* _SUPPLIED MATERIAL_
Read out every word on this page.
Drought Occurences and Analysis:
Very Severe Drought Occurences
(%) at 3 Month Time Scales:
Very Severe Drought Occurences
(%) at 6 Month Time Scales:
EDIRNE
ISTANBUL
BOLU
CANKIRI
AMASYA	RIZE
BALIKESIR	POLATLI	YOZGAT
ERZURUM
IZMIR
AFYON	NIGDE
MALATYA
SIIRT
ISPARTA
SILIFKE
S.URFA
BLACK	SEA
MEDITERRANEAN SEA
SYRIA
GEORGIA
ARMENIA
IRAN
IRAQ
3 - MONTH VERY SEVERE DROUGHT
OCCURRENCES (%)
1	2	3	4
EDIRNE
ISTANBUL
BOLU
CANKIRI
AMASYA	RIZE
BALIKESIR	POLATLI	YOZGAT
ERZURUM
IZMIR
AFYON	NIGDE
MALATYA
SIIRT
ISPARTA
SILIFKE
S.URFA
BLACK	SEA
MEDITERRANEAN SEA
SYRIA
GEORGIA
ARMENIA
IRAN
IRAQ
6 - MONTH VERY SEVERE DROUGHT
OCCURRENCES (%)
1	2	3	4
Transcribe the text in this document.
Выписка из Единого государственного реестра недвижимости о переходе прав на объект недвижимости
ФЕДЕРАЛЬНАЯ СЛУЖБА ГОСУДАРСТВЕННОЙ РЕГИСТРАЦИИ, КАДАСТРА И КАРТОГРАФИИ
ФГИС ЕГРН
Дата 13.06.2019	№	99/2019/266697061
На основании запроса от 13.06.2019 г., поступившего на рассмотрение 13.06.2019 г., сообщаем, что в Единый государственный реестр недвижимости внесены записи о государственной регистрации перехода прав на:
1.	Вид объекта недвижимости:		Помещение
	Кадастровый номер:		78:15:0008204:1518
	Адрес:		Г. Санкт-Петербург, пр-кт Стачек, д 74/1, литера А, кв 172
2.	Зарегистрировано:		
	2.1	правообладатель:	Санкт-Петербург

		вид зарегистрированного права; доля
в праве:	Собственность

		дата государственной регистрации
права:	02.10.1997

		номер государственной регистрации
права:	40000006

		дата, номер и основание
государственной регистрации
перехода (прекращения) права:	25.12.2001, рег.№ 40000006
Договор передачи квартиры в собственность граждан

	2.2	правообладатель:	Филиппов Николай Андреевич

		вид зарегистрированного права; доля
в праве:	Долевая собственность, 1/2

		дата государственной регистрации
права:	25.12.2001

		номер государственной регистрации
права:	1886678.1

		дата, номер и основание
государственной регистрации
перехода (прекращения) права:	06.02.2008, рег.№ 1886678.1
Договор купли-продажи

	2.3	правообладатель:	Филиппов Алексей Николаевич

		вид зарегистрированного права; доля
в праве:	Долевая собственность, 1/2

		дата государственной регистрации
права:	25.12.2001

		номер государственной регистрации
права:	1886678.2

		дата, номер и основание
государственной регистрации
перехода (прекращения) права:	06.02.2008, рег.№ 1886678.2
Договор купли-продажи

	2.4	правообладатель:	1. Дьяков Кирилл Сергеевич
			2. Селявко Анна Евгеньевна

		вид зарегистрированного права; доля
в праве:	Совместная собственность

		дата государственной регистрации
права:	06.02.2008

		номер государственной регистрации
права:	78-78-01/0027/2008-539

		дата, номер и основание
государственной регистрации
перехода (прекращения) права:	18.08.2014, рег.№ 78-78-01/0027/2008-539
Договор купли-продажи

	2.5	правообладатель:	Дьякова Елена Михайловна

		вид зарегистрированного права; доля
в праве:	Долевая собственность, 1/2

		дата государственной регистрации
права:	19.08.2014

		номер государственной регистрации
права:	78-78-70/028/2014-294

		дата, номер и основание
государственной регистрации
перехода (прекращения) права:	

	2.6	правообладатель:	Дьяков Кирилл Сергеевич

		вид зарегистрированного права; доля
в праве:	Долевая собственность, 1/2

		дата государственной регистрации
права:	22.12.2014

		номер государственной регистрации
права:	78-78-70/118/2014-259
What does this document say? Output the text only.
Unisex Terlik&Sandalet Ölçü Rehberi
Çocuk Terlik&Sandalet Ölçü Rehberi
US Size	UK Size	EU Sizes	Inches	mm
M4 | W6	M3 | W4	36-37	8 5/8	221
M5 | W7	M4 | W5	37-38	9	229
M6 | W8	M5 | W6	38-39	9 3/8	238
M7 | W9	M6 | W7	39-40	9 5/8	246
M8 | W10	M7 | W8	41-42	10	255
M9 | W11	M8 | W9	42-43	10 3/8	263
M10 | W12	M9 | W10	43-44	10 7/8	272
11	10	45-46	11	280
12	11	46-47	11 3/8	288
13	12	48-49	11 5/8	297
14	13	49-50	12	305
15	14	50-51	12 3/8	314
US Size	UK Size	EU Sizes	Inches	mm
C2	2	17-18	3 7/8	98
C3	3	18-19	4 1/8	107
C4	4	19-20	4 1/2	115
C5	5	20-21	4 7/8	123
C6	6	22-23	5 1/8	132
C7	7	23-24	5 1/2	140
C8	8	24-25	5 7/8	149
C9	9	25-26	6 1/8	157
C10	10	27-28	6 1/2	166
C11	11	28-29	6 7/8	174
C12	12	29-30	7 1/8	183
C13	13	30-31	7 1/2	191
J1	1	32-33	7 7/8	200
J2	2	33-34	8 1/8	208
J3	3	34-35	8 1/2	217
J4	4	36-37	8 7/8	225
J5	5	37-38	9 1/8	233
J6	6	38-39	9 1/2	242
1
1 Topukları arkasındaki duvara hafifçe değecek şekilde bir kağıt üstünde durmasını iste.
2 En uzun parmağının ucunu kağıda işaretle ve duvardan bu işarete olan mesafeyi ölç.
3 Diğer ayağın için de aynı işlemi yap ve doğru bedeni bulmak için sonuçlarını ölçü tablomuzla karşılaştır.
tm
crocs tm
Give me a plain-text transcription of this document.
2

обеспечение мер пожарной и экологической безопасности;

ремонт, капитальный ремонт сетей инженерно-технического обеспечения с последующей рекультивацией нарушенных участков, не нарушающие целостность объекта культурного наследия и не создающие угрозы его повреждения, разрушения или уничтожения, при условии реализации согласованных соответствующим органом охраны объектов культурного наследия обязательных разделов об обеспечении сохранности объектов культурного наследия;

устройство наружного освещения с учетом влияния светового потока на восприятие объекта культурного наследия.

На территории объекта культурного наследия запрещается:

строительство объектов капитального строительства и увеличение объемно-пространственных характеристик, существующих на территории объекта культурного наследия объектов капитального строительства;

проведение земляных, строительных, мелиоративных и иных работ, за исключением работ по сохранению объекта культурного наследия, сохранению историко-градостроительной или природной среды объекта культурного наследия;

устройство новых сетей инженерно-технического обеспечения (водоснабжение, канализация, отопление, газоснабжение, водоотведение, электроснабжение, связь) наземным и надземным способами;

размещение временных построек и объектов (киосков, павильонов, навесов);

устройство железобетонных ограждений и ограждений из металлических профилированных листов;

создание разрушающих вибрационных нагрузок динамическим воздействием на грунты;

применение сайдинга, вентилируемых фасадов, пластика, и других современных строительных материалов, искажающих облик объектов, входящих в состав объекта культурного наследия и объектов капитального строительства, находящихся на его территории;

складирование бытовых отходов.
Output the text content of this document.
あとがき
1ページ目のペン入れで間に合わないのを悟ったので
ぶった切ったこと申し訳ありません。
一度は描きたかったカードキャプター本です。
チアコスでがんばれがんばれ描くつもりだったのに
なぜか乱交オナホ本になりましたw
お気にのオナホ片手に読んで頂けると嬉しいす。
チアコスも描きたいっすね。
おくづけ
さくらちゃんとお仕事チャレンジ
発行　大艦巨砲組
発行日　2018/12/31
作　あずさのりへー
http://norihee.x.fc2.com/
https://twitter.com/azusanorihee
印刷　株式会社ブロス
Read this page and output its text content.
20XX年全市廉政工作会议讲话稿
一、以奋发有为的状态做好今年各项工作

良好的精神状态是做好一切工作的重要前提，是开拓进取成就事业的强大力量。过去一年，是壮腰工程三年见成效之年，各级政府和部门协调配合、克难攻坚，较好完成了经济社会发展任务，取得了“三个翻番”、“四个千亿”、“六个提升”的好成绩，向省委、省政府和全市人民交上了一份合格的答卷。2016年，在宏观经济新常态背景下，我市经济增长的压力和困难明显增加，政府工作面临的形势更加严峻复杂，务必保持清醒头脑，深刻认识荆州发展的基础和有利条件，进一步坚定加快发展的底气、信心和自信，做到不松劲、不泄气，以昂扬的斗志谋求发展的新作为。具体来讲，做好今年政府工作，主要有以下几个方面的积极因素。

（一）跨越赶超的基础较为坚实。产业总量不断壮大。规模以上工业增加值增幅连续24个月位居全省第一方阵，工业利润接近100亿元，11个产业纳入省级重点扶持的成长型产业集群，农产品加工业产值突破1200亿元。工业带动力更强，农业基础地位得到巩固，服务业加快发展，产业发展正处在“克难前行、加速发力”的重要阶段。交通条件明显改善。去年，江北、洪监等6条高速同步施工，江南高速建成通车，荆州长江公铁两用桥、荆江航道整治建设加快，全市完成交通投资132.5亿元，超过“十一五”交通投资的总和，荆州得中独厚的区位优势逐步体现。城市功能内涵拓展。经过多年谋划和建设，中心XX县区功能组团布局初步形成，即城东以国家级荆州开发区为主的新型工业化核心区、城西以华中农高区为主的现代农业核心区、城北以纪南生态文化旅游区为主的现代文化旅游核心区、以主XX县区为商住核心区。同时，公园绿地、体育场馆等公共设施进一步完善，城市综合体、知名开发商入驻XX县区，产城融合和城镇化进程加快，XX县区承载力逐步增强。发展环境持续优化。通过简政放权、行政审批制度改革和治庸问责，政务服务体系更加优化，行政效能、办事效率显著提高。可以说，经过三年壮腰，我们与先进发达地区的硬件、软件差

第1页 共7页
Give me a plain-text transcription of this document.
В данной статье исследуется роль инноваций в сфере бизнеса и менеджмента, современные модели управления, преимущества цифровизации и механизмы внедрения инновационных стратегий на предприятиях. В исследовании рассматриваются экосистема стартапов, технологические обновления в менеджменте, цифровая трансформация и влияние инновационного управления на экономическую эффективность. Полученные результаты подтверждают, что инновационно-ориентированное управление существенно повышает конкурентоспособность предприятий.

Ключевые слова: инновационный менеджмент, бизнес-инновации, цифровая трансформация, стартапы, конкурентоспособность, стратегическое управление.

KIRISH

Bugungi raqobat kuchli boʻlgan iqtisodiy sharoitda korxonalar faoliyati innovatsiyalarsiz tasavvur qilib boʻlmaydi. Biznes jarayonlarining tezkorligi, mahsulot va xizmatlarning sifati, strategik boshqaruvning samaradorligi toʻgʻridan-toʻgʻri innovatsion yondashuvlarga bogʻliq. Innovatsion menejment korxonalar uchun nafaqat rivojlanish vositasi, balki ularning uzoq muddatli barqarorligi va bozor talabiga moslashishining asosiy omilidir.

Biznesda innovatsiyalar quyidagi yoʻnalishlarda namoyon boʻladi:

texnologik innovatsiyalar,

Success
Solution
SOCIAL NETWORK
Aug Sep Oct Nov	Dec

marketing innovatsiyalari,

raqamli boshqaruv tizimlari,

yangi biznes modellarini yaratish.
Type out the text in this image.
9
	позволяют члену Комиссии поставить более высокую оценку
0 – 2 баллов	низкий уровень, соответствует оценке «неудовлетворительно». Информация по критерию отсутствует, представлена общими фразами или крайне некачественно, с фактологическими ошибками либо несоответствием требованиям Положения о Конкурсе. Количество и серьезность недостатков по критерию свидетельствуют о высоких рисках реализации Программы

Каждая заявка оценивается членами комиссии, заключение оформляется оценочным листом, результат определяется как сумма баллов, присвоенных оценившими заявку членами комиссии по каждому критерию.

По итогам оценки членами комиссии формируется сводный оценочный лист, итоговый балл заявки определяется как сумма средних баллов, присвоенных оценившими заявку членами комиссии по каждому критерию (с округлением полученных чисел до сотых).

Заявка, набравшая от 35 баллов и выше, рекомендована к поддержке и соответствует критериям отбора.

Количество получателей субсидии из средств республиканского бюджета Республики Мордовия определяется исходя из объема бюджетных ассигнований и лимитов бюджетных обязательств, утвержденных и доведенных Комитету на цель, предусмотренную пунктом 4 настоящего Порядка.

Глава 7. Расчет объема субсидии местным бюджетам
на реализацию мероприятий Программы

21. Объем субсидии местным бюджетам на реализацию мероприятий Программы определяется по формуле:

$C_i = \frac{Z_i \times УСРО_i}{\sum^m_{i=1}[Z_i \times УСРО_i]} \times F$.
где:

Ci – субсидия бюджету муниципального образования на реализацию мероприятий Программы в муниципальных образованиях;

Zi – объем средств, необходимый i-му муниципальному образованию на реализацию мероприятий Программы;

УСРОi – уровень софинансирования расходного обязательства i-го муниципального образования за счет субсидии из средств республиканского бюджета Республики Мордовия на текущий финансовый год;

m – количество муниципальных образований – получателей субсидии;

* _THE REQUEST_
Find the lines containing "document" and list every one of them.

* _EXPECTED OUTPUT_
Transcribe the text in this document.
What does this document say? Output the text only.
Give me a plain-text transcription of this document.
Output the text content of this document.
Give me a plain-text transcription of this document.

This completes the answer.